Lines that contain "Отменить" are to be counted; give only their number.

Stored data
▼▼▼

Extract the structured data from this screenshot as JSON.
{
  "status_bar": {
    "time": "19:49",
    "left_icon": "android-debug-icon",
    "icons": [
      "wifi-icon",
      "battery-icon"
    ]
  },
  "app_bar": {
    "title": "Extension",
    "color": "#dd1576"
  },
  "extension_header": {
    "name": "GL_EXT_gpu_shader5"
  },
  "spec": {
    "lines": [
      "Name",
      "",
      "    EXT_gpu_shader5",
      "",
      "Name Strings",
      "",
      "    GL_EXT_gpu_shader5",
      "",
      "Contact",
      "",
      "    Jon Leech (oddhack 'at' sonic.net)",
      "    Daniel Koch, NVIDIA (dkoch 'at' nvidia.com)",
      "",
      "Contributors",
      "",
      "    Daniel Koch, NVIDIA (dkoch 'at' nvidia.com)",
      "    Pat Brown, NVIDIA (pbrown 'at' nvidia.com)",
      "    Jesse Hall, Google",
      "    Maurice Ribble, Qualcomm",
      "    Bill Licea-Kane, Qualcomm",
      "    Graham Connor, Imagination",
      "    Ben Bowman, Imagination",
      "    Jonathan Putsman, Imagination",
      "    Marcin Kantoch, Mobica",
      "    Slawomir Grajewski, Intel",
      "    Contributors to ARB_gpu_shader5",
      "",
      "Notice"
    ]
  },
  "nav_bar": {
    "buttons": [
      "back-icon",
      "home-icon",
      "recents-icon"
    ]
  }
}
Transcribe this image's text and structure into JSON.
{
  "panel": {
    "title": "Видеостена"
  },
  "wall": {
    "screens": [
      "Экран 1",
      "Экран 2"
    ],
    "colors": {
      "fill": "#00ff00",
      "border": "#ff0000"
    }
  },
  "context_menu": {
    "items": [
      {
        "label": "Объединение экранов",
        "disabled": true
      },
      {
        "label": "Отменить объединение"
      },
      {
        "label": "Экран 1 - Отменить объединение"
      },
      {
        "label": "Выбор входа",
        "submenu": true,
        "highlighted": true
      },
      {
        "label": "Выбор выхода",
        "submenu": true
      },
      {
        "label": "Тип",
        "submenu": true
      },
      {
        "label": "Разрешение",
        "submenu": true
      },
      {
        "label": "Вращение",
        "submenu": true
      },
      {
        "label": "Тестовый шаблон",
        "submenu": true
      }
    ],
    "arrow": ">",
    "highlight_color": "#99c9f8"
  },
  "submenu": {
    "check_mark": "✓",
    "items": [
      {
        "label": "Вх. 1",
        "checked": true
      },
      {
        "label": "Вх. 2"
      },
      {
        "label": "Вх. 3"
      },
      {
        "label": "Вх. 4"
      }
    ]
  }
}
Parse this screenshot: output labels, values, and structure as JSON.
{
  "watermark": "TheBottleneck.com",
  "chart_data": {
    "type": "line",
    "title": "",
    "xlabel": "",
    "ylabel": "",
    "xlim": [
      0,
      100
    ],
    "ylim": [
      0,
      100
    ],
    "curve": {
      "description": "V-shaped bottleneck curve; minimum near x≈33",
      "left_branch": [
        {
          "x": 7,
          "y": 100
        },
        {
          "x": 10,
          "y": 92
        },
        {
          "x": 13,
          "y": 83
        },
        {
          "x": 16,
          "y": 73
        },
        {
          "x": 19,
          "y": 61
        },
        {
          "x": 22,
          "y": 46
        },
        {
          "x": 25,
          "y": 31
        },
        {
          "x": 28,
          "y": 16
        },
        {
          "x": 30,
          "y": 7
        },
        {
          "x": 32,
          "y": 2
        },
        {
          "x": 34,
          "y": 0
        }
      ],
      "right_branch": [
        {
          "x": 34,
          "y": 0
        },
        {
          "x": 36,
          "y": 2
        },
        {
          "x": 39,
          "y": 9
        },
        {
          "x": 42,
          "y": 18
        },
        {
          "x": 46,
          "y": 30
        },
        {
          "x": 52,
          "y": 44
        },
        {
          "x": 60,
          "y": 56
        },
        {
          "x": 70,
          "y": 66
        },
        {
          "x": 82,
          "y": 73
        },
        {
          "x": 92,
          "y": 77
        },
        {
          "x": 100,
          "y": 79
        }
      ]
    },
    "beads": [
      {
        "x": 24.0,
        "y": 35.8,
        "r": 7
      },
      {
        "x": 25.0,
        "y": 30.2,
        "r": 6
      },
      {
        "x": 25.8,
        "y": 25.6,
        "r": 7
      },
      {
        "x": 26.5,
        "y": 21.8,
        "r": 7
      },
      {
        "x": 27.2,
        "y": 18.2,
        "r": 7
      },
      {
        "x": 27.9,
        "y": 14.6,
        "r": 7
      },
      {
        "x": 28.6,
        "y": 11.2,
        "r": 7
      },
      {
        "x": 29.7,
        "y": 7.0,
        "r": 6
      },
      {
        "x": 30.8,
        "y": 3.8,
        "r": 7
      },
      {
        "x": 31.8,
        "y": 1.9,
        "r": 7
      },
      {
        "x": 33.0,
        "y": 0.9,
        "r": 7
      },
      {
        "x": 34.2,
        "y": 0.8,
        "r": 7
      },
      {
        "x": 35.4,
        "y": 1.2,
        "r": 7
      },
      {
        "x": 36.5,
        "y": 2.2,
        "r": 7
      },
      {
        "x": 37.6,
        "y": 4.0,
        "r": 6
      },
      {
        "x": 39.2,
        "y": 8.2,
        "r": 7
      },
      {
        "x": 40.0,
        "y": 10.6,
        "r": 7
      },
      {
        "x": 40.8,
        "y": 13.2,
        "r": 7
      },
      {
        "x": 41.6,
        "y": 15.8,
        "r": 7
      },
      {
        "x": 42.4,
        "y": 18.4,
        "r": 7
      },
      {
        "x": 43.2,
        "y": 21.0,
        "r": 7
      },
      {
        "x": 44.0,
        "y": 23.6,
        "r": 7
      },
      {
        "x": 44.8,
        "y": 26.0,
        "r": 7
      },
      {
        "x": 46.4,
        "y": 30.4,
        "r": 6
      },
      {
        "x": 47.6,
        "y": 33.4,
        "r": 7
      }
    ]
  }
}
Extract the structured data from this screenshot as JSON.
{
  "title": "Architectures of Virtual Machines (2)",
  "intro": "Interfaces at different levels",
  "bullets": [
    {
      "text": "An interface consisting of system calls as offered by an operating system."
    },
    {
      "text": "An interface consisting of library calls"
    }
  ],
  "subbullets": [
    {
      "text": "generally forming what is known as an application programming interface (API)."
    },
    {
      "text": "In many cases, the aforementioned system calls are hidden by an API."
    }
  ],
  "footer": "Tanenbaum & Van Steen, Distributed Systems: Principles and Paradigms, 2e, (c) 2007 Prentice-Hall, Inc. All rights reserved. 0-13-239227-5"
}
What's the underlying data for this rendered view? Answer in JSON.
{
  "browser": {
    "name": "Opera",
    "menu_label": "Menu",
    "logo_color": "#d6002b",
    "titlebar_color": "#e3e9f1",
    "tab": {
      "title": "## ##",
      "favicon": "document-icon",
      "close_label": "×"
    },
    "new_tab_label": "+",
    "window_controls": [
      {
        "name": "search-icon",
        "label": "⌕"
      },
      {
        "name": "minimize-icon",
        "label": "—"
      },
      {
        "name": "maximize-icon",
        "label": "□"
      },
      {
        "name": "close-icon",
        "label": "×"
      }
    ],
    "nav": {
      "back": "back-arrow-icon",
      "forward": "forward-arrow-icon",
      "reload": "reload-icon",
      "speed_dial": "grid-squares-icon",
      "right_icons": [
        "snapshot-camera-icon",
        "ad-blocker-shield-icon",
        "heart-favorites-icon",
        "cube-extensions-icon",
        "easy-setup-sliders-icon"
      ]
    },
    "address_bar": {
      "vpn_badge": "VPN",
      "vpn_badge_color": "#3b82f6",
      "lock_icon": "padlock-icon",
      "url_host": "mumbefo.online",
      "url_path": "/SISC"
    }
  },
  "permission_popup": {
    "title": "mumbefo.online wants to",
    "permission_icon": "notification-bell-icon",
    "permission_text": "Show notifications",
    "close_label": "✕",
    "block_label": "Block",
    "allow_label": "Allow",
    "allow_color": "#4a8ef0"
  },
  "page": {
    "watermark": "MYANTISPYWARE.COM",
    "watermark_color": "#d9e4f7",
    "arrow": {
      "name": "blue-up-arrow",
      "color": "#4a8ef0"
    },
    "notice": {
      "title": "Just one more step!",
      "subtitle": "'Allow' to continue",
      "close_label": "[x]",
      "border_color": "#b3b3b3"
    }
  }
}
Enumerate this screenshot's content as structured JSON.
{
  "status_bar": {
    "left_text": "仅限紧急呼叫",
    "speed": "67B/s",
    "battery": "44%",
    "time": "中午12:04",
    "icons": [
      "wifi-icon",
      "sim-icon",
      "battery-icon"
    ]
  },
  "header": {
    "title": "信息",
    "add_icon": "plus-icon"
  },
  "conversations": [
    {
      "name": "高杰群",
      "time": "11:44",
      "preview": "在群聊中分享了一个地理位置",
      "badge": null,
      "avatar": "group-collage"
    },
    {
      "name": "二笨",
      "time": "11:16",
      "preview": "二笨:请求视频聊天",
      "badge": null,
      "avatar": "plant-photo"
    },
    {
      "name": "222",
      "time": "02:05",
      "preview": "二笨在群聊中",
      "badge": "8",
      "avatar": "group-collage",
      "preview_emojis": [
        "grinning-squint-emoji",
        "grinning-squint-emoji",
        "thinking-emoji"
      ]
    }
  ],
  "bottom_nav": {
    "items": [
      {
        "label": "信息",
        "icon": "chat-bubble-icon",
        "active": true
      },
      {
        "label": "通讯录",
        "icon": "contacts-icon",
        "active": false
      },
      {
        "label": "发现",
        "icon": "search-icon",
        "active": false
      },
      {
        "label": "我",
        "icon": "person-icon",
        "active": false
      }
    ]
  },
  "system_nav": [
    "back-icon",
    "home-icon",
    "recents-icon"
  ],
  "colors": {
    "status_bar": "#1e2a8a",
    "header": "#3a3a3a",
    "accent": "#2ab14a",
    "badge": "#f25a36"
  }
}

▲▲▲

▶ [THE RESULT]: 2